■ **Work to complete**
Restate the whole of the material. Keep every word, and drop the pictures.

■ **Records provided**

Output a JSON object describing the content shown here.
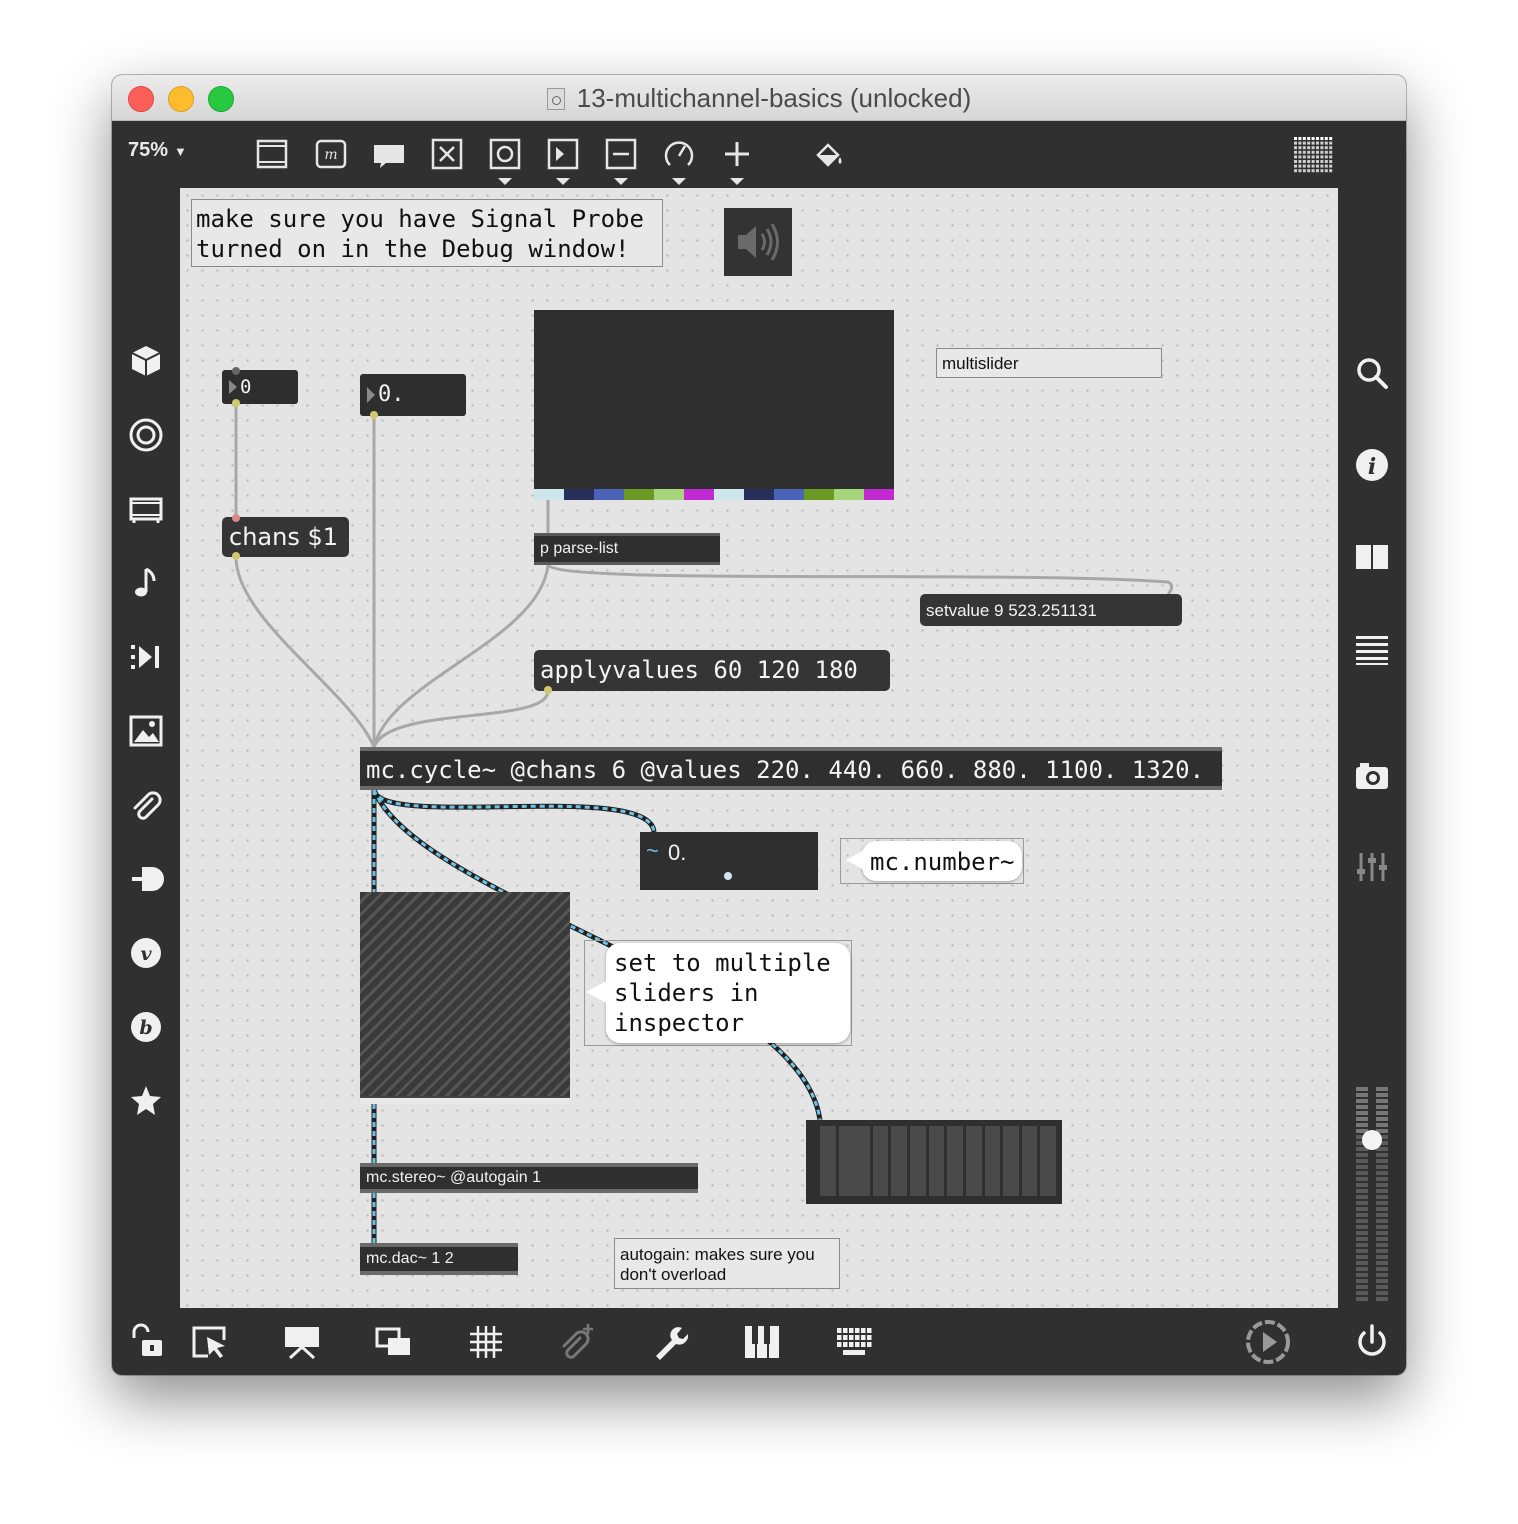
{
  "window": {
    "title": "13-multichannel-basics (unlocked)"
  },
  "toolbar": {
    "zoom": "75%",
    "icons": [
      "object-box-icon",
      "message-icon",
      "comment-icon",
      "toggle-icon",
      "button-icon",
      "number-icon",
      "slider-icon",
      "dial-icon",
      "add-object-icon",
      "paint-bucket-icon",
      "grid-menu-icon"
    ]
  },
  "patch": {
    "comment_signal_probe": "make sure you have Signal Probe\nturned on in the Debug window!",
    "number_int": "0",
    "number_float": "0.",
    "chans_msg": "chans $1",
    "multislider_label": "multislider",
    "parse_list": "p parse-list",
    "setvalue_msg": "setvalue 9 523.251131",
    "applyvalues_msg": "applyvalues 60 120 180",
    "mc_cycle": "mc.cycle~ @chans 6 @values 220. 440. 660. 880. 1100. 1320.",
    "mc_number_value": "0.",
    "mc_number_label": "mc.number~",
    "sliders_hint": "set to multiple\nsliders in\ninspector",
    "mc_stereo": "mc.stereo~ @autogain 1",
    "mc_dac": "mc.dac~ 1 2",
    "autogain_note": "autogain: makes sure you\ndon't overload",
    "multislider_colors": [
      "#cde7ec",
      "#26305a",
      "#4a63b8",
      "#6b9a24",
      "#a6d67c",
      "#c02ad0",
      "#cde7ec",
      "#26305a",
      "#4a63b8",
      "#6b9a24",
      "#a6d67c",
      "#c02ad0"
    ],
    "patchcord_signal_color": "#6bc3e8"
  },
  "left_sidebar": {
    "icons": [
      "cube-icon",
      "target-icon",
      "film-icon",
      "music-note-icon",
      "step-forward-icon",
      "image-icon",
      "paperclip-icon",
      "plug-icon",
      "vimeo-v-icon",
      "bold-b-icon",
      "star-icon"
    ]
  },
  "right_sidebar": {
    "icons": [
      "search-icon",
      "info-icon",
      "columns-icon",
      "list-icon",
      "camera-icon",
      "mixer-icon",
      "level-meter-icon"
    ]
  },
  "bottom_bar": {
    "icons": [
      "lock-icon",
      "select-cursor-icon",
      "presentation-icon",
      "window-stack-icon",
      "grid-icon",
      "attach-icon",
      "wrench-icon",
      "piano-icon",
      "keyboard-icon",
      "play-audio-icon",
      "power-icon"
    ]
  }
}
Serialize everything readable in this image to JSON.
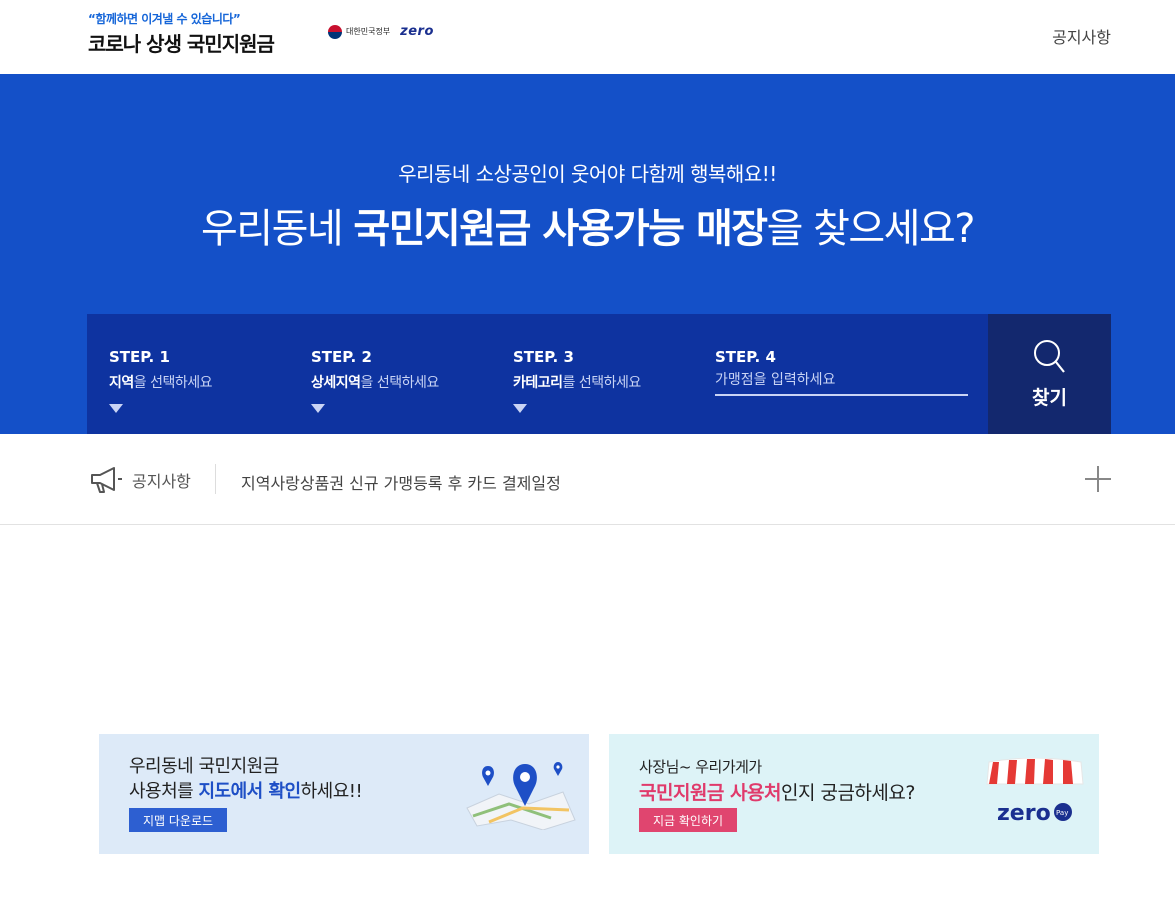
{
  "header": {
    "tagline": "“함께하면 이겨낼 수 있습니다”",
    "brand": "코로나 상생 국민지원금",
    "gov_label": "대한민국정부",
    "zero_label": "zero",
    "nav_notice": "공지사항"
  },
  "hero": {
    "subtitle": "우리동네 소상공인이 웃어야 다함께 행복해요!!",
    "title_pre": "우리동네 ",
    "title_bold": "국민지원금 사용가능 매장",
    "title_post": "을 찾으세요?"
  },
  "steps": [
    {
      "label": "STEP. 1",
      "desc_bold": "지역",
      "desc_rest": "을 선택하세요"
    },
    {
      "label": "STEP. 2",
      "desc_bold": "상세지역",
      "desc_rest": "을 선택하세요"
    },
    {
      "label": "STEP. 3",
      "desc_bold": "카테고리",
      "desc_rest": "를 선택하세요"
    },
    {
      "label": "STEP. 4",
      "placeholder": "가맹점을 입력하세요",
      "value": ""
    }
  ],
  "search": {
    "label": "찾기"
  },
  "notice": {
    "label": "공지사항",
    "text": "지역사랑상품권 신규 가맹등록 후 카드 결제일정"
  },
  "banners": {
    "map": {
      "line1": "우리동네 국민지원금",
      "line2_pre": "사용처를 ",
      "line2_bold": "지도에서 확인",
      "line2_post": "하세요!!",
      "button": "지맵 다운로드"
    },
    "zero": {
      "line1": "사장님~ 우리가게가",
      "line2_bold": "국민지원금 사용처",
      "line2_post": "인지 궁금하세요?",
      "button": "지금 확인하기",
      "logo": "zero",
      "logo_pay": "Pay"
    }
  },
  "colors": {
    "hero_bg": "#1450c8",
    "steps_bg": "#0e33a0",
    "search_bg": "#13286e",
    "accent_blue": "#1e4fc6",
    "accent_pink": "#e03a6b"
  }
}
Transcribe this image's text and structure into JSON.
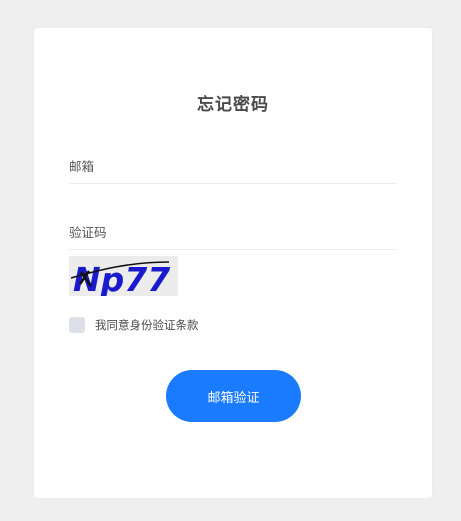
{
  "form": {
    "title": "忘记密码",
    "email_placeholder": "邮箱",
    "code_placeholder": "验证码",
    "captcha_text": "Np77",
    "agree_label": "我同意身份验证条款",
    "submit_label": "邮箱验证"
  },
  "colors": {
    "background": "#efefef",
    "card": "#ffffff",
    "primary": "#1a7bff",
    "checkbox": "#dde1e7",
    "captcha_text": "#1a1acc"
  }
}
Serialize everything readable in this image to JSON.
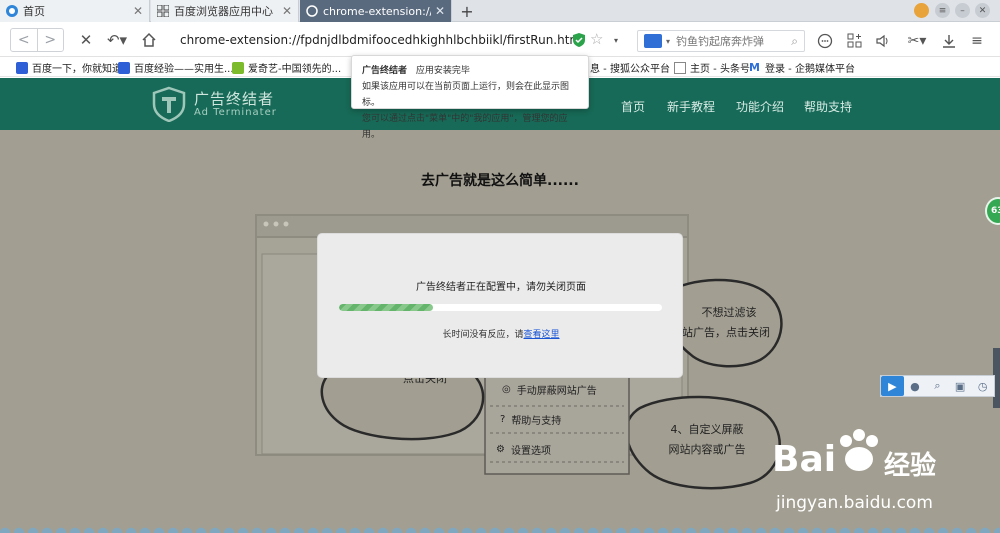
{
  "tabs": [
    {
      "label": "首页"
    },
    {
      "label": "百度浏览器应用中心"
    },
    {
      "label": "chrome-extension://fp..."
    }
  ],
  "address": {
    "url": "chrome-extension://fpdnjdlbdmifoocedhkighhlbchbiikl/firstRun.html"
  },
  "search": {
    "placeholder": "钓鱼钓起席奔炸弹"
  },
  "bookmarks": [
    {
      "label": "百度一下，你就知道"
    },
    {
      "label": "百度经验——实用生..."
    },
    {
      "label": "爱奇艺-中国领先的..."
    },
    {
      "label": "息 - 搜狐公众平台"
    },
    {
      "label": "主页 - 头条号"
    },
    {
      "label": "登录 - 企鹅媒体平台"
    }
  ],
  "popup": {
    "title": "广告终结者",
    "status": "应用安装完毕",
    "line1": "如果该应用可以在当前页面上运行，则会在此显示图标。",
    "line2": "您可以通过点击\"菜单\"中的\"我的应用\"，管理您的应用。"
  },
  "site": {
    "logo_cn": "广告终结者",
    "logo_en": "Ad Terminater",
    "nav": [
      "首页",
      "新手教程",
      "功能介绍",
      "帮助支持"
    ],
    "tagline": "去广告就是这么简单......"
  },
  "illustration": {
    "bubble_right_1": "不想过滤该",
    "bubble_right_2": "站广告，点击关闭",
    "bubble_left": "点击关闭",
    "bubble_bottom_1": "4、自定义屏蔽",
    "bubble_bottom_2": "网站内容或广告",
    "menu": [
      "手动屏蔽网站广告",
      "帮助与支持",
      "设置选项"
    ]
  },
  "modal": {
    "message": "广告终结者正在配置中，请勿关闭页面",
    "progress": 0.29,
    "hint_prefix": "长时间没有反应，请",
    "hint_link": "查看这里"
  },
  "side": {
    "badge": "63"
  },
  "watermark": {
    "brand": "Bai",
    "brand_cn": "经验",
    "url": "jingyan.baidu.com"
  },
  "colors": {
    "header_green": "#176a57",
    "progress_green": "#65b46b",
    "active_tab": "#5a6a7e",
    "page_bg": "#a29f92"
  }
}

■ **Answer to this problem**
Output a JSON object describing the content shown here.
{
  "window": {
    "title": "13-multichannel-basics (unlocked)"
  },
  "toolbar": {
    "zoom": "75%",
    "icons": [
      "object-box-icon",
      "message-icon",
      "comment-icon",
      "toggle-icon",
      "button-icon",
      "number-icon",
      "slider-icon",
      "dial-icon",
      "add-object-icon",
      "paint-bucket-icon",
      "grid-menu-icon"
    ]
  },
  "patch": {
    "comment_signal_probe": "make sure you have Signal Probe\nturned on in the Debug window!",
    "number_int": "0",
    "number_float": "0.",
    "chans_msg": "chans $1",
    "multislider_label": "multislider",
    "parse_list": "p parse-list",
    "setvalue_msg": "setvalue 9 523.251131",
    "applyvalues_msg": "applyvalues 60 120 180",
    "mc_cycle": "mc.cycle~ @chans 6 @values 220. 440. 660. 880. 1100. 1320.",
    "mc_number_value": "0.",
    "mc_number_label": "mc.number~",
    "sliders_hint": "set to multiple\nsliders in\ninspector",
    "mc_stereo": "mc.stereo~ @autogain 1",
    "mc_dac": "mc.dac~ 1 2",
    "autogain_note": "autogain: makes sure you\ndon't overload",
    "multislider_colors": [
      "#cde7ec",
      "#26305a",
      "#4a63b8",
      "#6b9a24",
      "#a6d67c",
      "#c02ad0",
      "#cde7ec",
      "#26305a",
      "#4a63b8",
      "#6b9a24",
      "#a6d67c",
      "#c02ad0"
    ],
    "patchcord_signal_color": "#6bc3e8"
  },
  "left_sidebar": {
    "icons": [
      "cube-icon",
      "target-icon",
      "film-icon",
      "music-note-icon",
      "step-forward-icon",
      "image-icon",
      "paperclip-icon",
      "plug-icon",
      "vimeo-v-icon",
      "bold-b-icon",
      "star-icon"
    ]
  },
  "right_sidebar": {
    "icons": [
      "search-icon",
      "info-icon",
      "columns-icon",
      "list-icon",
      "camera-icon",
      "mixer-icon",
      "level-meter-icon"
    ]
  },
  "bottom_bar": {
    "icons": [
      "lock-icon",
      "select-cursor-icon",
      "presentation-icon",
      "window-stack-icon",
      "grid-icon",
      "attach-icon",
      "wrench-icon",
      "piano-icon",
      "keyboard-icon",
      "play-audio-icon",
      "power-icon"
    ]
  }
}
Serialize everything readable in this image to JSON.
{
  "header": {
    "tagline": "“함께하면 이겨낼 수 있습니다”",
    "brand": "코로나 상생 국민지원금",
    "gov_label": "대한민국정부",
    "zero_label": "zero",
    "nav_notice": "공지사항"
  },
  "hero": {
    "subtitle": "우리동네 소상공인이 웃어야 다함께 행복해요!!",
    "title_pre": "우리동네 ",
    "title_bold": "국민지원금 사용가능 매장",
    "title_post": "을 찾으세요?"
  },
  "steps": [
    {
      "label": "STEP. 1",
      "desc_bold": "지역",
      "desc_rest": "을 선택하세요"
    },
    {
      "label": "STEP. 2",
      "desc_bold": "상세지역",
      "desc_rest": "을 선택하세요"
    },
    {
      "label": "STEP. 3",
      "desc_bold": "카테고리",
      "desc_rest": "를 선택하세요"
    },
    {
      "label": "STEP. 4",
      "placeholder": "가맹점을 입력하세요",
      "value": ""
    }
  ],
  "search": {
    "label": "찾기"
  },
  "notice": {
    "label": "공지사항",
    "text": "지역사랑상품권 신규 가맹등록 후 카드 결제일정"
  },
  "banners": {
    "map": {
      "line1": "우리동네 국민지원금",
      "line2_pre": "사용처를 ",
      "line2_bold": "지도에서 확인",
      "line2_post": "하세요!!",
      "button": "지맵 다운로드"
    },
    "zero": {
      "line1": "사장님~ 우리가게가",
      "line2_bold": "국민지원금 사용처",
      "line2_post": "인지 궁금하세요?",
      "button": "지금 확인하기",
      "logo": "zero",
      "logo_pay": "Pay"
    }
  },
  "colors": {
    "hero_bg": "#1450c8",
    "steps_bg": "#0e33a0",
    "search_bg": "#13286e",
    "accent_blue": "#1e4fc6",
    "accent_pink": "#e03a6b"
  }
}
Transcribe this image's text and structure into JSON.
{
  "form": {
    "title": "忘记密码",
    "email_placeholder": "邮箱",
    "code_placeholder": "验证码",
    "captcha_text": "Np77",
    "agree_label": "我同意身份验证条款",
    "submit_label": "邮箱验证"
  },
  "colors": {
    "background": "#efefef",
    "card": "#ffffff",
    "primary": "#1a7bff",
    "checkbox": "#dde1e7",
    "captcha_text": "#1a1acc"
  }
}
Serialize everything readable in this image to JSON.
{
  "tabs": [
    {
      "label": "首页"
    },
    {
      "label": "百度浏览器应用中心"
    },
    {
      "label": "chrome-extension://fp..."
    }
  ],
  "address": {
    "url": "chrome-extension://fpdnjdlbdmifoocedhkighhlbchbiikl/firstRun.html"
  },
  "search": {
    "placeholder": "钓鱼钓起席奔炸弹"
  },
  "bookmarks": [
    {
      "label": "百度一下，你就知道"
    },
    {
      "label": "百度经验——实用生..."
    },
    {
      "label": "爱奇艺-中国领先的..."
    },
    {
      "label": "息 - 搜狐公众平台"
    },
    {
      "label": "主页 - 头条号"
    },
    {
      "label": "登录 - 企鹅媒体平台"
    }
  ],
  "popup": {
    "title": "广告终结者",
    "status": "应用安装完毕",
    "line1": "如果该应用可以在当前页面上运行，则会在此显示图标。",
    "line2": "您可以通过点击\"菜单\"中的\"我的应用\"，管理您的应用。"
  },
  "site": {
    "logo_cn": "广告终结者",
    "logo_en": "Ad Terminater",
    "nav": [
      "首页",
      "新手教程",
      "功能介绍",
      "帮助支持"
    ],
    "tagline": "去广告就是这么简单......"
  },
  "illustration": {
    "bubble_right_1": "不想过滤该",
    "bubble_right_2": "站广告，点击关闭",
    "bubble_left": "点击关闭",
    "bubble_bottom_1": "4、自定义屏蔽",
    "bubble_bottom_2": "网站内容或广告",
    "menu": [
      "手动屏蔽网站广告",
      "帮助与支持",
      "设置选项"
    ]
  },
  "modal": {
    "message": "广告终结者正在配置中，请勿关闭页面",
    "progress": 0.29,
    "hint_prefix": "长时间没有反应，请",
    "hint_link": "查看这里"
  },
  "side": {
    "badge": "63"
  },
  "watermark": {
    "brand": "Bai",
    "brand_cn": "经验",
    "url": "jingyan.baidu.com"
  },
  "colors": {
    "header_green": "#176a57",
    "progress_green": "#65b46b",
    "active_tab": "#5a6a7e",
    "page_bg": "#a29f92"
  }
}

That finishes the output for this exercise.